● **INSTRUCTIONS TO FOLLOW**
Word for word, print each line of the listing below; pictures stay out.

● **MATERIAL FOR THE TASK**
%%

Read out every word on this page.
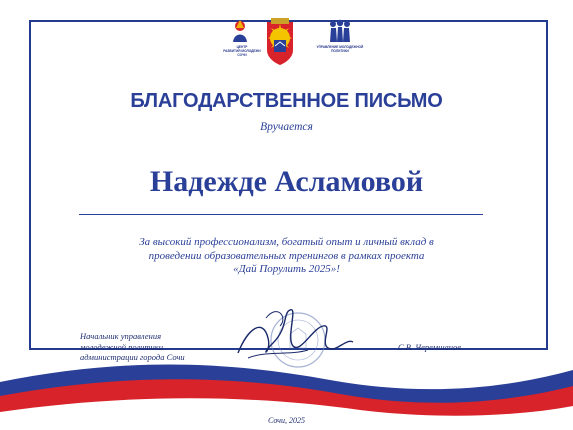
ЦЕНТР
РАЗВИТИЯ МОЛОДЕЖИ
СОЧИ
УПРАВЛЕНИЕ МОЛОДЕЖНОЙ
ПОЛИТИКИ
БЛАГОДАРСТВЕННОЕ ПИСЬМО
Вручается
Надежде Асламовой
За высокий профессионализм, богатый опыт и личный вклад в
проведении образовательных тренингов в рамках проекта
«Дай Порулить 2025»!
Начальник управления
молодежной политики
администрации города Сочи
С.В. Черемшанов
Сочи, 2025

%%

● **EXPECTED ANSWER**
Read out every word on this page.
ЦЕНТР
РАЗВИТИЯ МОЛОДЕЖИ
СОЧИ
УПРАВЛЕНИЕ МОЛОДЕЖНОЙ
ПОЛИТИКИ
БЛАГОДАРСТВЕННОЕ ПИСЬМО
Вручается
Надежде Асламовой
За высокий профессионализм, богатый опыт и личный вклад в
проведении образовательных тренингов в рамках проекта
«Дай Порулить 2025»!
Начальник управления
молодежной политики
администрации города Сочи
С.В. Черемшанов
Сочи, 2025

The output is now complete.